# [TASK TO COMPLETE]
Count every line where "小蜗牛看苹果花" occurs. Give the total alone.

# [PROVIDED MATERIAL]
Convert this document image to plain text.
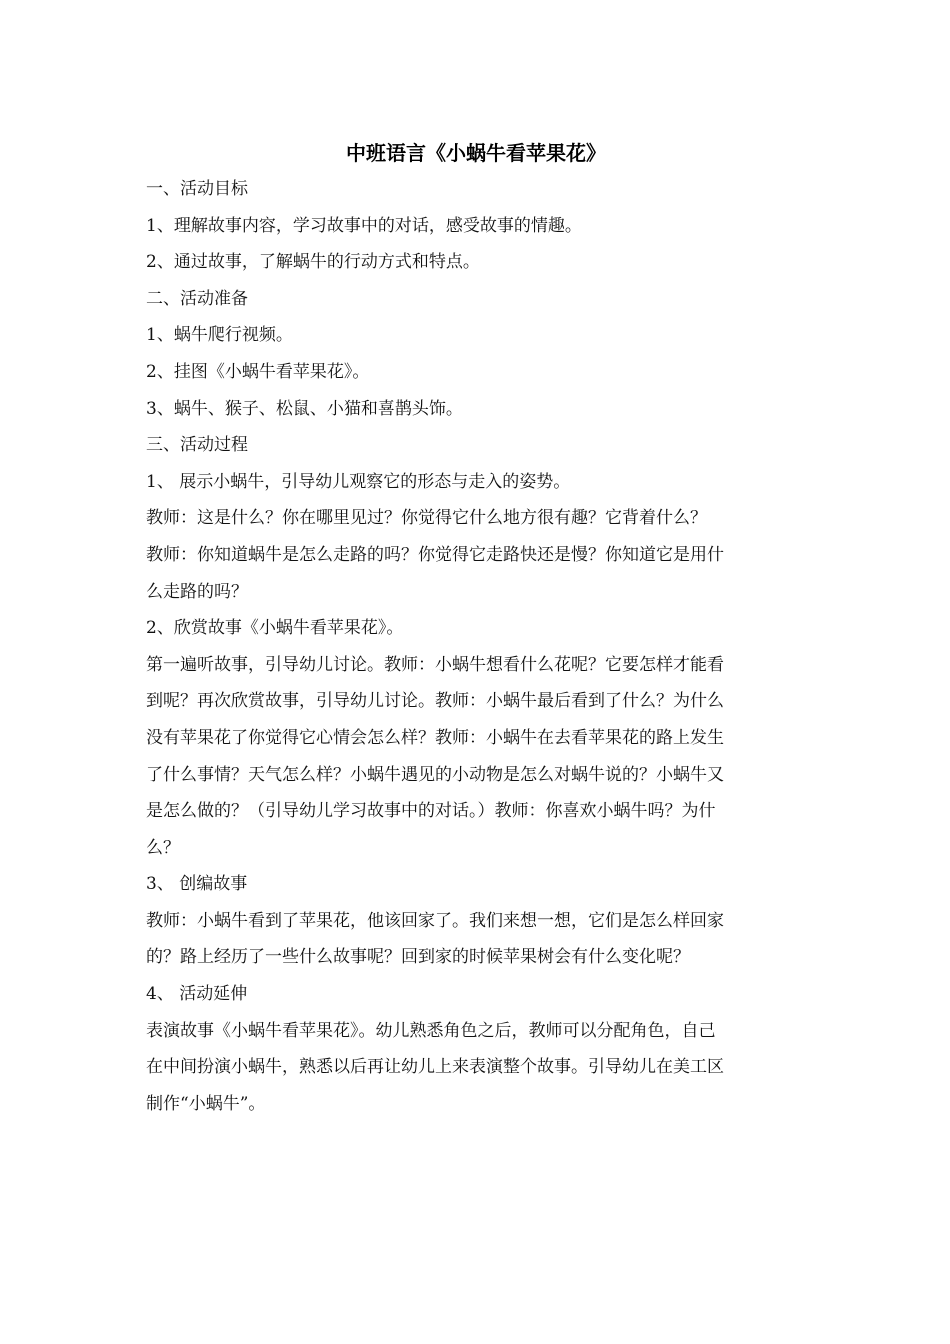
中班语言《小蜗牛看苹果花》

一、活动目标

1、理解故事内容，学习故事中的对话，感受故事的情趣。

2、通过故事，了解蜗牛的行动方式和特点。

二、活动准备

1、蜗牛爬行视频。

2、挂图《小蜗牛看苹果花》。

3、蜗牛、猴子、松鼠、小猫和喜鹊头饰。

三、活动过程

1、 展示小蜗牛，引导幼儿观察它的形态与走入的姿势。

教师：这是什么？你在哪里见过？你觉得它什么地方很有趣？它背着什么？

教师：你知道蜗牛是怎么走路的吗？你觉得它走路快还是慢？你知道它是用什

么走路的吗？

2、欣赏故事《小蜗牛看苹果花》。

第一遍听故事，引导幼儿讨论。教师：小蜗牛想看什么花呢？它要怎样才能看

到呢？再次欣赏故事，引导幼儿讨论。教师：小蜗牛最后看到了什么？为什么

没有苹果花了你觉得它心情会怎么样？教师：小蜗牛在去看苹果花的路上发生

了什么事情？天气怎么样？小蜗牛遇见的小动物是怎么对蜗牛说的？小蜗牛又

是怎么做的？（引导幼儿学习故事中的对话。）教师：你喜欢小蜗牛吗？为什

么？

3、 创编故事

教师：小蜗牛看到了苹果花，他该回家了。我们来想一想，它们是怎么样回家

的？路上经历了一些什么故事呢？回到家的时候苹果树会有什么变化呢？

4、 活动延伸

表演故事《小蜗牛看苹果花》。幼儿熟悉角色之后，教师可以分配角色，自己

在中间扮演小蜗牛，熟悉以后再让幼儿上来表演整个故事。引导幼儿在美工区

制作“小蜗牛”。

# [RESULT FOR THIS EXERCISE]
4